--- start of Items ---

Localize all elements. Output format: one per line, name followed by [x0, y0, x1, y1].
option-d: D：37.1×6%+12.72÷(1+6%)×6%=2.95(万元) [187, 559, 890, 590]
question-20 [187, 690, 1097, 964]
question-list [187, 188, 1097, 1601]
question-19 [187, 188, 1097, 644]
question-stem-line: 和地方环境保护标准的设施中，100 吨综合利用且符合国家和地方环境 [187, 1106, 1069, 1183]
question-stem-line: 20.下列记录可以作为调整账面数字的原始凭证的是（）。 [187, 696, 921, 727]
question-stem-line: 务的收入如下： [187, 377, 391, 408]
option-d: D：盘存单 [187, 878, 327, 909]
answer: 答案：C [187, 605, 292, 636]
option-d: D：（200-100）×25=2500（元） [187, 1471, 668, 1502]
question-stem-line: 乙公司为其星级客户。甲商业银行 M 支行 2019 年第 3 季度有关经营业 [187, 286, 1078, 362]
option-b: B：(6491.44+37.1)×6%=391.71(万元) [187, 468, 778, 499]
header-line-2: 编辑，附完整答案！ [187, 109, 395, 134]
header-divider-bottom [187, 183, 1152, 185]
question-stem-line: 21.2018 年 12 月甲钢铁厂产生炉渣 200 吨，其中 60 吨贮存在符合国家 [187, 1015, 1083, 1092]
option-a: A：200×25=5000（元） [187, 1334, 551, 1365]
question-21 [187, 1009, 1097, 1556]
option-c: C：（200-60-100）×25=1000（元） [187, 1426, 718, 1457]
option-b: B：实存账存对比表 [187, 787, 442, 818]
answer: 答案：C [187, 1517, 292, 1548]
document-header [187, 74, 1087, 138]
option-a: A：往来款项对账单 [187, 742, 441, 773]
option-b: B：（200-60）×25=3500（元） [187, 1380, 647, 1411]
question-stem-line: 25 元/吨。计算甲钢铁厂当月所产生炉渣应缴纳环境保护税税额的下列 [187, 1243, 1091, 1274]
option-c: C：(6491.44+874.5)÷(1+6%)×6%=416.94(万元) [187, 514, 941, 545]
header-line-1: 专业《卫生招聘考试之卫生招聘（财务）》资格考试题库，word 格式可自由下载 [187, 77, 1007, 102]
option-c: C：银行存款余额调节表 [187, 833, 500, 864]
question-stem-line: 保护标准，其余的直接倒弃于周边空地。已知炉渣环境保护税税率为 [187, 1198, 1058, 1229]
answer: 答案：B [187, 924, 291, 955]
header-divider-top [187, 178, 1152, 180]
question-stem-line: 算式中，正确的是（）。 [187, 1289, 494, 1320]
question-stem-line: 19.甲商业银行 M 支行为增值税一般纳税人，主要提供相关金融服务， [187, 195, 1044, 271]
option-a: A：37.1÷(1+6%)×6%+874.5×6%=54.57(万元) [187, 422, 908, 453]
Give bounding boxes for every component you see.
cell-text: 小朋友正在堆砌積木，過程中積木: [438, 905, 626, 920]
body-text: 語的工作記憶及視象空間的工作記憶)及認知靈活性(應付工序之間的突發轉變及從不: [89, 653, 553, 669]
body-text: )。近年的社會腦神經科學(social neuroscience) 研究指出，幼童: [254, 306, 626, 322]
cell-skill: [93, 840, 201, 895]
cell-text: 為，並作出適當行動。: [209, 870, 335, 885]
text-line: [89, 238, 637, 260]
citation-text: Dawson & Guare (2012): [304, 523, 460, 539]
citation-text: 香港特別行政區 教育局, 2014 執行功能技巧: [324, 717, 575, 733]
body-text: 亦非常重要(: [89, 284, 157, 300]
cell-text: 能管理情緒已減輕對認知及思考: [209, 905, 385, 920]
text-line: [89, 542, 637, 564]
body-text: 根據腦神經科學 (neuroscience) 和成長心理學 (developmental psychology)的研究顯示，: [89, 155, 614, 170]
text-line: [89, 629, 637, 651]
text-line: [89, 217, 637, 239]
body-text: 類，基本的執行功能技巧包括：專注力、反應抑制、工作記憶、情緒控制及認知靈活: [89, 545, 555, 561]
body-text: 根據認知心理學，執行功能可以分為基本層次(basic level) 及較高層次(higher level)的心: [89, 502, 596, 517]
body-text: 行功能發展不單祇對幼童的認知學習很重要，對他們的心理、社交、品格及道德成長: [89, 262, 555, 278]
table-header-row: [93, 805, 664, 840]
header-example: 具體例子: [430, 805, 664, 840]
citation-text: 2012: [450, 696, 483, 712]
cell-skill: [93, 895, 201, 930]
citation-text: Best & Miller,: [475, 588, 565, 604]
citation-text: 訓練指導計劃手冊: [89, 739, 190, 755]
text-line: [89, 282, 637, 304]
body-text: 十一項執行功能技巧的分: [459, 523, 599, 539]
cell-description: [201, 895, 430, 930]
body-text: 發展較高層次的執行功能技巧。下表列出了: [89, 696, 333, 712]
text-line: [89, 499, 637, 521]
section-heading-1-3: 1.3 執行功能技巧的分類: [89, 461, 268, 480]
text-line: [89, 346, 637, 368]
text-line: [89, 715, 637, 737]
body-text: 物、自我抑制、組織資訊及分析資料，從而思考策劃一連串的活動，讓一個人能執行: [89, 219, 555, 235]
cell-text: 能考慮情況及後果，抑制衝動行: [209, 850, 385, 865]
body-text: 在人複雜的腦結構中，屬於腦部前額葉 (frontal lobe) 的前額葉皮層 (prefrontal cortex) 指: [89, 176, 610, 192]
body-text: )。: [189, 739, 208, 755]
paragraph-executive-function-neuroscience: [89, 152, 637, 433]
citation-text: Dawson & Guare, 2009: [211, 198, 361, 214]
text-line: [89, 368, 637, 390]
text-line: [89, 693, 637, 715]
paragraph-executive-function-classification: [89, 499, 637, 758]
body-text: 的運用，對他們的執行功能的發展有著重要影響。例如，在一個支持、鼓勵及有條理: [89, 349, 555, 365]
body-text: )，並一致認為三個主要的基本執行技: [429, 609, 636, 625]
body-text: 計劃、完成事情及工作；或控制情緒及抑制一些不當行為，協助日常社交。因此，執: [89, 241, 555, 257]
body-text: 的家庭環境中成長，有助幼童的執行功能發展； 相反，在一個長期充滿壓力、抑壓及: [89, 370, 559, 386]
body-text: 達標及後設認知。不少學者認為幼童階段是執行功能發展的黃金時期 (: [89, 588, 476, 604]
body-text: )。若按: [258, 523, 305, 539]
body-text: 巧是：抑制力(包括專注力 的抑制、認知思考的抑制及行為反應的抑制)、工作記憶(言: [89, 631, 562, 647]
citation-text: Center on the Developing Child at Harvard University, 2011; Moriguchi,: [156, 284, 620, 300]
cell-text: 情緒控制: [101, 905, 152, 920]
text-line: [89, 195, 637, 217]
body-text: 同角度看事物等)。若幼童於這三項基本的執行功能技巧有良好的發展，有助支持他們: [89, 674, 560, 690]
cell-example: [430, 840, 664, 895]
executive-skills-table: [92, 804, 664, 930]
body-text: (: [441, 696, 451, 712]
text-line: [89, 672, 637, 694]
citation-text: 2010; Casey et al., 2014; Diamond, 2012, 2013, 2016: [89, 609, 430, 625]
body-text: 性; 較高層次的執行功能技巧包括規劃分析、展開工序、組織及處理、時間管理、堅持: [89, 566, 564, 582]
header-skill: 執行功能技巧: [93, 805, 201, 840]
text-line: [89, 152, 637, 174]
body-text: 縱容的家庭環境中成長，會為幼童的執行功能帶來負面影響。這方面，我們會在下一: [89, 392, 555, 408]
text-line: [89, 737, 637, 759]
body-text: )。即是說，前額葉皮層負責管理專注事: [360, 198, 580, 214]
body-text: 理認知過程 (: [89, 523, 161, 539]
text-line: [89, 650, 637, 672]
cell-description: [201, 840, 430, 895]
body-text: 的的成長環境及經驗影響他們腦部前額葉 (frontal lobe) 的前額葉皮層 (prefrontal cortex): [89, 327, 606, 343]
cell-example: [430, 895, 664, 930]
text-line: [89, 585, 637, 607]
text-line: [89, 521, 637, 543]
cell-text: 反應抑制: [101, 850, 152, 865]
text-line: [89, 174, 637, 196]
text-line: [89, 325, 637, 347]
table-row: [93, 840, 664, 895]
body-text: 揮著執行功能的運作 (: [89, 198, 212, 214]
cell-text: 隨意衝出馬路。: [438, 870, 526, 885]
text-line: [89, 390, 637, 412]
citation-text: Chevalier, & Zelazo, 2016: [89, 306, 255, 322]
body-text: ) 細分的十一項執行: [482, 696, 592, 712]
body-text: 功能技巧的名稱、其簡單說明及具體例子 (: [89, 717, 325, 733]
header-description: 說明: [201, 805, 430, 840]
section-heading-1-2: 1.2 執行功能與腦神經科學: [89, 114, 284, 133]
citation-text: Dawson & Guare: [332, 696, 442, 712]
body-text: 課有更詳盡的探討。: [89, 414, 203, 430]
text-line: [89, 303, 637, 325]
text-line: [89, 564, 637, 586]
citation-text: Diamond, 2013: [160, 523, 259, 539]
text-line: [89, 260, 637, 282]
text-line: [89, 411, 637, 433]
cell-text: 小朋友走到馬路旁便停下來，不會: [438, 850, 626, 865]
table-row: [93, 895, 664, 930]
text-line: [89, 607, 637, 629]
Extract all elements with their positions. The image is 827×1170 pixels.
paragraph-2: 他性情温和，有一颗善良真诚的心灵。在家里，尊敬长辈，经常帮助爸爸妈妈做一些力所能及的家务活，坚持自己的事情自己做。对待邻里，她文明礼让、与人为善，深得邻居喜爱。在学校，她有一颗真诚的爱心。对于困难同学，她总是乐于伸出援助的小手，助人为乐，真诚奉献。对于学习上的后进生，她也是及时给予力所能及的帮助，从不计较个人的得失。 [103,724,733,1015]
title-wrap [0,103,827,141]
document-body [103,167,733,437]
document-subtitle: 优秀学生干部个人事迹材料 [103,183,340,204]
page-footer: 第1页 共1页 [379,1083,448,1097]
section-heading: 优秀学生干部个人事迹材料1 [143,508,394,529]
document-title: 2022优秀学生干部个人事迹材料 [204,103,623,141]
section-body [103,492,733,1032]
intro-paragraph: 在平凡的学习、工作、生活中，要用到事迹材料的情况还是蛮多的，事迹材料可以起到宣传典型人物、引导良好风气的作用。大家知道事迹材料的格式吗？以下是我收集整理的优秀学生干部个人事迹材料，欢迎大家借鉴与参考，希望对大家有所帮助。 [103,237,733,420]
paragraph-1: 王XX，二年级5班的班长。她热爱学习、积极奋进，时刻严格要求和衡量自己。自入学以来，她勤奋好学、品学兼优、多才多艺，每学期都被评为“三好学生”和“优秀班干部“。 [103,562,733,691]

--- end of Items ---

> [Given exercise]: Copy out the material from its first line through the line holding "question-stem-line: 25 元/吨。计算甲钢铁厂当月所产生炉渣应缴纳环境保护税税额的下列", both included, swapping every "炉渣" for "钢渣" and leaving everything else the same.

> [Exercise solution]:
Localize all elements. Output format: one per line, name followed by [x0, y0, x1, y1].
option-d: D：37.1×6%+12.72÷(1+6%)×6%=2.95(万元) [187, 559, 890, 590]
question-20 [187, 690, 1097, 964]
question-list [187, 188, 1097, 1601]
question-19 [187, 188, 1097, 644]
question-stem-line: 和地方环境保护标准的设施中，100 吨综合利用且符合国家和地方环境 [187, 1106, 1069, 1183]
question-stem-line: 20.下列记录可以作为调整账面数字的原始凭证的是（）。 [187, 696, 921, 727]
question-stem-line: 务的收入如下： [187, 377, 391, 408]
option-d: D：盘存单 [187, 878, 327, 909]
answer: 答案：C [187, 605, 292, 636]
option-d: D：（200-100）×25=2500（元） [187, 1471, 668, 1502]
question-stem-line: 乙公司为其星级客户。甲商业银行 M 支行 2019 年第 3 季度有关经营业 [187, 286, 1078, 362]
option-b: B：(6491.44+37.1)×6%=391.71(万元) [187, 468, 778, 499]
header-line-2: 编辑，附完整答案！ [187, 109, 395, 134]
header-divider-bottom [187, 183, 1152, 185]
question-stem-line: 21.2018 年 12 月甲钢铁厂产生钢渣 200 吨，其中 60 吨贮存在符合国家 [187, 1015, 1083, 1092]
option-a: A：200×25=5000（元） [187, 1334, 551, 1365]
question-21 [187, 1009, 1097, 1556]
option-c: C：（200-60-100）×25=1000（元） [187, 1426, 718, 1457]
option-b: B：实存账存对比表 [187, 787, 442, 818]
answer: 答案：C [187, 1517, 292, 1548]
document-header [187, 74, 1087, 138]
option-a: A：往来款项对账单 [187, 742, 441, 773]
option-b: B：（200-60）×25=3500（元） [187, 1380, 647, 1411]
question-stem-line: 25 元/吨。计算甲钢铁厂当月所产生钢渣应缴纳环境保护税税额的下列 [187, 1243, 1091, 1274]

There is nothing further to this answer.